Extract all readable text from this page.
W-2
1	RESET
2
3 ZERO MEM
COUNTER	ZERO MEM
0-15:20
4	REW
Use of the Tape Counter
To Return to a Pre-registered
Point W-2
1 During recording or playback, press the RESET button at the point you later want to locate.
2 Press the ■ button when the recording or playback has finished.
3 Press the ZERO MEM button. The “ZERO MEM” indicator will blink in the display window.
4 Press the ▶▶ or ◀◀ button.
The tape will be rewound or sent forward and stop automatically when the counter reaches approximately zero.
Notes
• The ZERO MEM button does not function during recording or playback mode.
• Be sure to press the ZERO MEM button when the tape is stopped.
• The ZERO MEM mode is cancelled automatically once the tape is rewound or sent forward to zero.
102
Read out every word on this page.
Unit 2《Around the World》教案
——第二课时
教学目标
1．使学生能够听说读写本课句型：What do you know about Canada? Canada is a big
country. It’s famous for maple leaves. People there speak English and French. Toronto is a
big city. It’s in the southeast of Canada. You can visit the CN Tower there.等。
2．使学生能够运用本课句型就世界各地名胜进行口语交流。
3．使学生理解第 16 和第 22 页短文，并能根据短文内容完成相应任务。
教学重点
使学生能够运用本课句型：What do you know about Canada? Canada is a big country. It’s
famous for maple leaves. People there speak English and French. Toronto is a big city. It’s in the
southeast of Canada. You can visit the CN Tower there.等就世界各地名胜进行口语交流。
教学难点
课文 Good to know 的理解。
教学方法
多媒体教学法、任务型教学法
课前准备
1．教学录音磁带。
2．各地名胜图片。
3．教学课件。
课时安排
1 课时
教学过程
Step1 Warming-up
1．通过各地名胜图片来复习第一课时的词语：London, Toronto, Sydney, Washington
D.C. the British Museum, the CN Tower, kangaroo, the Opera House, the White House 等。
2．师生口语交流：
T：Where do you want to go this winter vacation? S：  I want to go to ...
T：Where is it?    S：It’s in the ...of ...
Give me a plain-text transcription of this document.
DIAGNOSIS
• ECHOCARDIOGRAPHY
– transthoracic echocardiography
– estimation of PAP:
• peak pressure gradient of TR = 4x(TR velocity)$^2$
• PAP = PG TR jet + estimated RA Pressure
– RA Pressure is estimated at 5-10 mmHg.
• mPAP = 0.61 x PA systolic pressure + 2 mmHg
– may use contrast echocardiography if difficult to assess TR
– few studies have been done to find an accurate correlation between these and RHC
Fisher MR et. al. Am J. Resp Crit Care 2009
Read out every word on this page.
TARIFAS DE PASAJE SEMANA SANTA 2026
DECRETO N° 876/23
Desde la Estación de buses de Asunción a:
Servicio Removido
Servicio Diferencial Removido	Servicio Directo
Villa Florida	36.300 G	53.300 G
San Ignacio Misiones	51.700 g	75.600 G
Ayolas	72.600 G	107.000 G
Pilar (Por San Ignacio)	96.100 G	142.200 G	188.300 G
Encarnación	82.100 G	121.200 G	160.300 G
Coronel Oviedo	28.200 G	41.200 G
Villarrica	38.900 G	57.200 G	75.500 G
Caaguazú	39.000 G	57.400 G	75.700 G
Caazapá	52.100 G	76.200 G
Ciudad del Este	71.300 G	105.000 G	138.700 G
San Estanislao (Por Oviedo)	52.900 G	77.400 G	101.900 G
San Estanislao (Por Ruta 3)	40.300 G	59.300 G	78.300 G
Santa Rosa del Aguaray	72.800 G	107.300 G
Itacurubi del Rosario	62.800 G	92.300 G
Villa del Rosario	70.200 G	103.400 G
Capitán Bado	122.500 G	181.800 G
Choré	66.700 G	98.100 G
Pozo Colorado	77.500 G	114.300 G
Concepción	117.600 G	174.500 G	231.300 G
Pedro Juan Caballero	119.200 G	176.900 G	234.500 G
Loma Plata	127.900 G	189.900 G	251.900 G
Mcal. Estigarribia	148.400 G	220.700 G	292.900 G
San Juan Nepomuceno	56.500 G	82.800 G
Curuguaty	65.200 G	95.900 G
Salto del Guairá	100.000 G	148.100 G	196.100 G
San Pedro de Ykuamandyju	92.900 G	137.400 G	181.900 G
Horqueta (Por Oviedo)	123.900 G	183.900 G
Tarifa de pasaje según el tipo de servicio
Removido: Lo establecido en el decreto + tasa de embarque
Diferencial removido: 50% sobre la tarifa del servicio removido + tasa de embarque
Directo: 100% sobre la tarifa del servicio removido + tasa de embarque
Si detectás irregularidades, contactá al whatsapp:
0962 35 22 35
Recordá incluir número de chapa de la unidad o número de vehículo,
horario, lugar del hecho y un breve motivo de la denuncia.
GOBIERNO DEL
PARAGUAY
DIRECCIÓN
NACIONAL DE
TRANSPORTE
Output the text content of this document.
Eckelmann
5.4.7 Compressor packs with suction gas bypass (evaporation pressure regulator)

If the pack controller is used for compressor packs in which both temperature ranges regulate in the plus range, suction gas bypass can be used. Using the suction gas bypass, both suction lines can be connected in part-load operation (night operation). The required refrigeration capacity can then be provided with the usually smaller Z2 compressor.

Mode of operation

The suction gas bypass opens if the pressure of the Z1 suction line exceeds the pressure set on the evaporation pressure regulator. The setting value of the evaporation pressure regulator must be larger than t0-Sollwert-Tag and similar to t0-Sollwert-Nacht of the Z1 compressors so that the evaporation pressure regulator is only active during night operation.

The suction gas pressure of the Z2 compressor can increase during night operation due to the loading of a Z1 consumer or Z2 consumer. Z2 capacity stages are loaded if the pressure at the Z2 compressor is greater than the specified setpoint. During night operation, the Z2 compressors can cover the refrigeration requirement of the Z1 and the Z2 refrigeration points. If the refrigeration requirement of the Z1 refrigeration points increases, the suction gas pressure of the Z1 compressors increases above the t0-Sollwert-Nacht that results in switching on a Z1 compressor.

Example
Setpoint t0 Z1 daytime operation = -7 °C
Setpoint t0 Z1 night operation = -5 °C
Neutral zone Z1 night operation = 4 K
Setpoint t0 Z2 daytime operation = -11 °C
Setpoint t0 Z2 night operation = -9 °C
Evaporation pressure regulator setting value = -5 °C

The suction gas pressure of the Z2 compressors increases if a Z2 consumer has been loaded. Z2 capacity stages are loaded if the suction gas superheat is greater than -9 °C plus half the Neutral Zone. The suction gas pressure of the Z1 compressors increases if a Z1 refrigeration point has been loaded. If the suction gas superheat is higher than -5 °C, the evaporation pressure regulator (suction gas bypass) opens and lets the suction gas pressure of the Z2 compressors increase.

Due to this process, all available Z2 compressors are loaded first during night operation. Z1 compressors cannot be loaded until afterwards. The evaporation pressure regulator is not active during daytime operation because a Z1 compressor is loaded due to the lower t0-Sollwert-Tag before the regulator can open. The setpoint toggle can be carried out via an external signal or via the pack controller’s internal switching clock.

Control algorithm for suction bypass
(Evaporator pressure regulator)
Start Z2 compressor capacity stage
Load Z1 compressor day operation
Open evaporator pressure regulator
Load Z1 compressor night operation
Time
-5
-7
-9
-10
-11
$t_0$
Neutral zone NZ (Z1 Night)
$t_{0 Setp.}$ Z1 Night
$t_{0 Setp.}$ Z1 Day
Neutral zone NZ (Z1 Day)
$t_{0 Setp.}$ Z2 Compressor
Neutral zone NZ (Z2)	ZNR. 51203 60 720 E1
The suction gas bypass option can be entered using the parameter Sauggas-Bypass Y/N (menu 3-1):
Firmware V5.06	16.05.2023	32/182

☆ ☆ ☆ ☆

Search the data for "text". Copy every matching line.

# EXERCISE OUTPUT
Extract all readable text from this page.
Give me a plain-text transcription of this document.
Output the text content of this document.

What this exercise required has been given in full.